»»

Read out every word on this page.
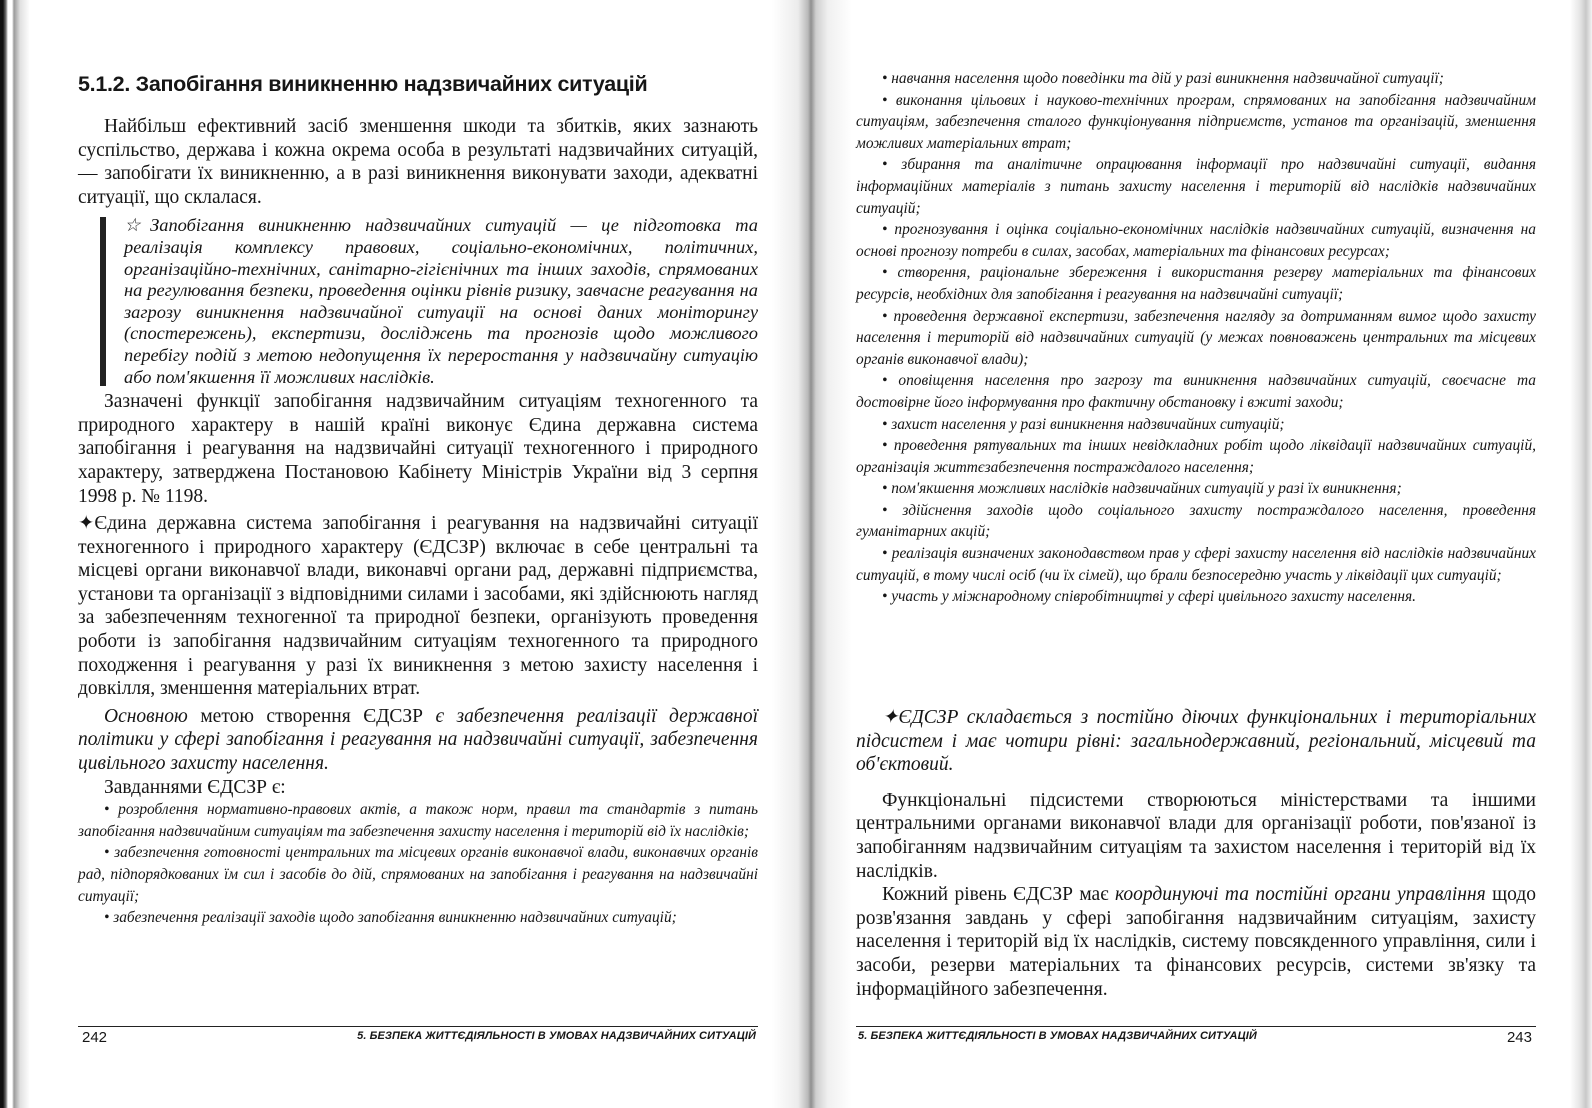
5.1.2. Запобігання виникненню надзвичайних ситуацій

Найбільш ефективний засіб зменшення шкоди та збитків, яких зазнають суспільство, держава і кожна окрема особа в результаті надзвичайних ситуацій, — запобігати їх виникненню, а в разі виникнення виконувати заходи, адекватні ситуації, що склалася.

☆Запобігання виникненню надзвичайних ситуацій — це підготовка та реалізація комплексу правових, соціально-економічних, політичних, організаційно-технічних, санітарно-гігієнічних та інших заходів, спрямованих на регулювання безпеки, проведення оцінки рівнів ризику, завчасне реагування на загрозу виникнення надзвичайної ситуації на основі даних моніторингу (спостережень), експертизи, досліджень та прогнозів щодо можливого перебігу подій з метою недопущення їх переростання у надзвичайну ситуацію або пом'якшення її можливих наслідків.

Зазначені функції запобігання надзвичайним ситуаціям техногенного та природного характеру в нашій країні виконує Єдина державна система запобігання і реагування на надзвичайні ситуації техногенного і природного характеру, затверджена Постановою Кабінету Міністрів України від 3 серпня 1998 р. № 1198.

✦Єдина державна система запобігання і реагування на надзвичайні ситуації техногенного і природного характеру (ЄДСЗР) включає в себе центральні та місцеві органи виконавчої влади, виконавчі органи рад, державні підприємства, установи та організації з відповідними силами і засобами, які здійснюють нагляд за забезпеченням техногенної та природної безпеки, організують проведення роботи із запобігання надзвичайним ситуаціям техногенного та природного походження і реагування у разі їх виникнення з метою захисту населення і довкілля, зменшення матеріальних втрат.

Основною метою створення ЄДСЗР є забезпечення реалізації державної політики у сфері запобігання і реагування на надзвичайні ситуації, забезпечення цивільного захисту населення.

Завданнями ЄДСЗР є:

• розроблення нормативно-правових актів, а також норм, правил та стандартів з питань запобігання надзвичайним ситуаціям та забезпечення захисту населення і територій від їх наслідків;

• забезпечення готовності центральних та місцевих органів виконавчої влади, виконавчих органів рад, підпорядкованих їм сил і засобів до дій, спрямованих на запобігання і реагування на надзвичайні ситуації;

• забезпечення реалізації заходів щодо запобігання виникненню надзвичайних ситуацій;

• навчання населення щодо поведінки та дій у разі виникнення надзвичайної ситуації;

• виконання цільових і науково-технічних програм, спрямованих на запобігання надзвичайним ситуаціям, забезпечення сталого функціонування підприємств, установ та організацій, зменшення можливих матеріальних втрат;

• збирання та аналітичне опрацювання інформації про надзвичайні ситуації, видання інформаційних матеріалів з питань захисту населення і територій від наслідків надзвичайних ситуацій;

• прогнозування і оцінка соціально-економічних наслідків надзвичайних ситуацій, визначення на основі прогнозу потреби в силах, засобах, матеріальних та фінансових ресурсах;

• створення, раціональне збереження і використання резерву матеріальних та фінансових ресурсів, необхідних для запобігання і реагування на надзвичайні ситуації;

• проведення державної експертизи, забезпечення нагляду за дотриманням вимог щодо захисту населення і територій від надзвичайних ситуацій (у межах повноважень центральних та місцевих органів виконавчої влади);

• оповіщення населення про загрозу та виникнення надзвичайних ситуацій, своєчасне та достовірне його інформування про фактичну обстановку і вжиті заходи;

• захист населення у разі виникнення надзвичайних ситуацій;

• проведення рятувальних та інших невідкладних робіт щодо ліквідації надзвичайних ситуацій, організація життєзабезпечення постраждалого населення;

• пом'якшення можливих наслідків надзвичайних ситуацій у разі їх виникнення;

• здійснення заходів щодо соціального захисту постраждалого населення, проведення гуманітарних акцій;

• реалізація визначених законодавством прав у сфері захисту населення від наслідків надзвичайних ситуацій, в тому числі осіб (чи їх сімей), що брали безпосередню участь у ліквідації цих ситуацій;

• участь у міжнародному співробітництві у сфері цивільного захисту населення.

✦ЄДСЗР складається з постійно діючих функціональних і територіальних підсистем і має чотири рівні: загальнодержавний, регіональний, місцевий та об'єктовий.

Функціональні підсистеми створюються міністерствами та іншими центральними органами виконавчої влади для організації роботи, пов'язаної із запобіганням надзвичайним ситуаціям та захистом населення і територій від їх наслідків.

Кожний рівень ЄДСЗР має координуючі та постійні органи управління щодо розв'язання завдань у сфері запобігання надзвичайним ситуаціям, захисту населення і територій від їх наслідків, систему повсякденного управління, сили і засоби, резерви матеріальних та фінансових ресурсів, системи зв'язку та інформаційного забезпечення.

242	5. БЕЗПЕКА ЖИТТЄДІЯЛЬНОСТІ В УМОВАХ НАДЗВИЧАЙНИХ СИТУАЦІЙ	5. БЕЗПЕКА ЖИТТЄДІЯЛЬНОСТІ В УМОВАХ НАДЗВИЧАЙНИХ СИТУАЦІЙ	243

««
»»

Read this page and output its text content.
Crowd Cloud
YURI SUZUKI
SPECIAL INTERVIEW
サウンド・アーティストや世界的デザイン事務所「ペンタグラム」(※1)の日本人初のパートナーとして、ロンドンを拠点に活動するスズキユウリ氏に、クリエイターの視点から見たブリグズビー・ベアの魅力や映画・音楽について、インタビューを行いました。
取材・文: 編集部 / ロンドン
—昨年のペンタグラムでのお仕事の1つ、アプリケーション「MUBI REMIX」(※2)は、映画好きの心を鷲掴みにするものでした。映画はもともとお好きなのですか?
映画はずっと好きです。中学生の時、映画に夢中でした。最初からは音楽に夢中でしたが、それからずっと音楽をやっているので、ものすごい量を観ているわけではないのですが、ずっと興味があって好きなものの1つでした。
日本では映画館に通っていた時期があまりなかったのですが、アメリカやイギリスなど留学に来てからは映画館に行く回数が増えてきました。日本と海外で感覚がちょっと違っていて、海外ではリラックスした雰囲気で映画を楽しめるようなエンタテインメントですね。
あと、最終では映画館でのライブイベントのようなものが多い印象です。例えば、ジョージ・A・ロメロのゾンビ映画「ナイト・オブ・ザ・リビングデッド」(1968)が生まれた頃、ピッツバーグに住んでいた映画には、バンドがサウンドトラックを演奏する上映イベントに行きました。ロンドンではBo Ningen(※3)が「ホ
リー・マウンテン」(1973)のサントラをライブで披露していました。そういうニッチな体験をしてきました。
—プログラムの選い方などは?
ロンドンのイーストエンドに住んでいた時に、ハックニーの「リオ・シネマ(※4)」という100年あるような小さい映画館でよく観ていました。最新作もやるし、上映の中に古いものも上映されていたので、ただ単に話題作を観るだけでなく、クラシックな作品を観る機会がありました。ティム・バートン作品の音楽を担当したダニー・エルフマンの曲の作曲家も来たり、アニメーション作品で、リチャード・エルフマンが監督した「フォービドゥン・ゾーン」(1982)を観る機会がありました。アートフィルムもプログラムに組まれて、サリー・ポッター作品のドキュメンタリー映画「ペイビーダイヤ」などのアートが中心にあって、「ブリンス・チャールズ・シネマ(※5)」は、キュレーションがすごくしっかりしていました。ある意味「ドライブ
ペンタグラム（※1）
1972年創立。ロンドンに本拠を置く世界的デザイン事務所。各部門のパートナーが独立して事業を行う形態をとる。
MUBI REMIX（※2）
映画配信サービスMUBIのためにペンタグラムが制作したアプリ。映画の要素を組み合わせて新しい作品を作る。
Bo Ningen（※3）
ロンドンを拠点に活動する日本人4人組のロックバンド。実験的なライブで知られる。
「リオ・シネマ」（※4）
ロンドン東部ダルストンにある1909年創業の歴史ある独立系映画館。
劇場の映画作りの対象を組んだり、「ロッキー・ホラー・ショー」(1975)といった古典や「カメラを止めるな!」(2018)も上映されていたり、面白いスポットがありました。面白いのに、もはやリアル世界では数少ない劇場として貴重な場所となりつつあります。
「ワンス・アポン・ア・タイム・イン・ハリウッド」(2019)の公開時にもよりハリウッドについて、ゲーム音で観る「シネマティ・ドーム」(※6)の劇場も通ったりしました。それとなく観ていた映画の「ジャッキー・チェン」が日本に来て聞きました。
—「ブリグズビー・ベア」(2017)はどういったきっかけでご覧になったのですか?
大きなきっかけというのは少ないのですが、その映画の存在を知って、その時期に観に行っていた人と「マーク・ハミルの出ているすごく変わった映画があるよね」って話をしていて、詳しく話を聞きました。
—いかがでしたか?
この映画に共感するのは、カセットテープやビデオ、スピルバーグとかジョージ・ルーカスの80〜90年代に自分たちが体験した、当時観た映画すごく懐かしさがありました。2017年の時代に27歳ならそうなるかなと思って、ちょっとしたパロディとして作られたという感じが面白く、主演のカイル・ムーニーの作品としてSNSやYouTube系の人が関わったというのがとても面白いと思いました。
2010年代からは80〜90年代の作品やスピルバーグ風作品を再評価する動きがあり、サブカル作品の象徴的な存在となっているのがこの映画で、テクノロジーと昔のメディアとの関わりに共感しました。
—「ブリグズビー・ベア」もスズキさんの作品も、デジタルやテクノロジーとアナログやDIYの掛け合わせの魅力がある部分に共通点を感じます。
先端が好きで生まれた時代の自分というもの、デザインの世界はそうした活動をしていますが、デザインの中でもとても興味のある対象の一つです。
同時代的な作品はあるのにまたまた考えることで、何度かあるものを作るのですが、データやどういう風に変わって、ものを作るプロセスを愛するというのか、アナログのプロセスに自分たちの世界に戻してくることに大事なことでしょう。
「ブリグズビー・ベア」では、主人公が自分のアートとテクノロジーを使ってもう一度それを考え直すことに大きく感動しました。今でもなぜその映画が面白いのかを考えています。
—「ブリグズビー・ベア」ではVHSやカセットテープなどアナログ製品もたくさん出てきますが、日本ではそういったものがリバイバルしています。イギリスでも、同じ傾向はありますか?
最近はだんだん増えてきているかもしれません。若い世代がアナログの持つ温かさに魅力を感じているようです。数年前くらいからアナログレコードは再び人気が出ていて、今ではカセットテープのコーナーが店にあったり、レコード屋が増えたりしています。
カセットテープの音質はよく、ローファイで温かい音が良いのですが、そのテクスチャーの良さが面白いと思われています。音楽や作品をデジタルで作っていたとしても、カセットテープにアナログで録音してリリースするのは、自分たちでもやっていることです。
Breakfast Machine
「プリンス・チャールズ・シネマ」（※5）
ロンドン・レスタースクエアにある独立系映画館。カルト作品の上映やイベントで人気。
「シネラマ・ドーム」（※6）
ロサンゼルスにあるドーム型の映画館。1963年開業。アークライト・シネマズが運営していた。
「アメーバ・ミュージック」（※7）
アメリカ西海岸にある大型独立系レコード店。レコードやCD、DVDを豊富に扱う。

««

> [Exercise brief] Locate all lines that include the word "зменшення" and copy them out.

> [Solution to this problem]
Найбільш ефективний засіб зменшення шкоди та збитків, яких зазнають суспільство, держава і кожна окрема особа в результаті надзвичайних ситуацій, — запобігати їх виникненню, а в разі виникнення виконувати заходи, адекватні ситуації, що склалася.
✦Єдина державна система запобігання і реагування на надзвичайні ситуації техногенного і природного характеру (ЄДСЗР) включає в себе центральні та місцеві органи виконавчої влади, виконавчі органи рад, державні підприємства, установи та організації з відповідними силами і засобами, які здійснюють нагляд за забезпеченням техногенної та природної безпеки, організують проведення роботи із запобігання надзвичайним ситуаціям техногенного та природного походження і реагування у разі їх виникнення з метою захисту населення і довкілля, зменшення матеріальних втрат.
• виконання цільових і науково-технічних програм, спрямованих на запобігання надзвичайним ситуаціям, забезпечення сталого функціонування підприємств, установ та організацій, зменшення можливих матеріальних втрат;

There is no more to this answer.